### Data provided

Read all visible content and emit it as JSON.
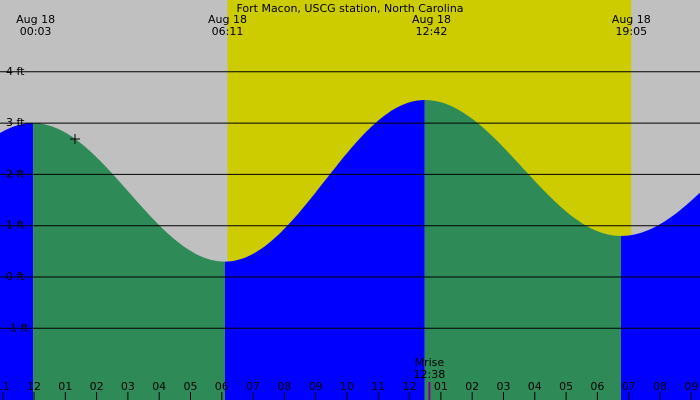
{
  "chart_data": {
    "type": "area",
    "title": "Fort Macon, USCG station, North Carolina",
    "xlabel": "",
    "ylabel": "",
    "unit": "ft",
    "x_range_hours": [
      -1.2,
      21.0
    ],
    "ylim": [
      -2.4,
      5.0
    ],
    "y_ticks": [
      {
        "value": 4,
        "label": "4 ft"
      },
      {
        "value": 3,
        "label": "3 ft"
      },
      {
        "value": 2,
        "label": "2 ft"
      },
      {
        "value": 1,
        "label": "1 ft"
      },
      {
        "value": 0,
        "label": "0 ft"
      },
      {
        "value": -1,
        "label": "-1 ft"
      }
    ],
    "x_ticks": [
      "11",
      "12",
      "01",
      "02",
      "03",
      "04",
      "05",
      "06",
      "07",
      "08",
      "09",
      "10",
      "11",
      "12",
      "01",
      "02",
      "03",
      "04",
      "05",
      "06",
      "07",
      "08",
      "09"
    ],
    "daylight": {
      "sunrise_hours": 6.183,
      "sunset_hours": 19.083
    },
    "moon_event": {
      "label": "Mrise",
      "time": "12:38",
      "hours": 12.633
    },
    "top_labels": [
      {
        "date": "Aug 18",
        "time": "00:03",
        "hours": 0.05
      },
      {
        "date": "Aug 18",
        "time": "06:11",
        "hours": 6.183
      },
      {
        "date": "Aug 18",
        "time": "12:42",
        "hours": 12.7
      },
      {
        "date": "Aug 18",
        "time": "19:05",
        "hours": 19.083
      }
    ],
    "tide_extrema": [
      {
        "type": "high",
        "hours": -0.03,
        "height": 3.0
      },
      {
        "type": "low",
        "hours": 6.1,
        "height": 0.3
      },
      {
        "type": "high",
        "hours": 12.48,
        "height": 3.45
      },
      {
        "type": "low",
        "hours": 18.75,
        "height": 0.8
      },
      {
        "type": "high",
        "hours": 25.0,
        "height": 3.2
      }
    ],
    "series": [
      {
        "role": "rising",
        "color": "#0000ff"
      },
      {
        "role": "falling",
        "color": "#2e8b57"
      }
    ],
    "colors": {
      "night": "#c0c0c0",
      "day": "#cccc00",
      "rising": "#0000ff",
      "falling": "#2e8b57",
      "grid": "#000000"
    }
  }
}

### Problem statement
For the entries shown above, give the number of lines that include the word "value", without any other text.

### Response to the task
6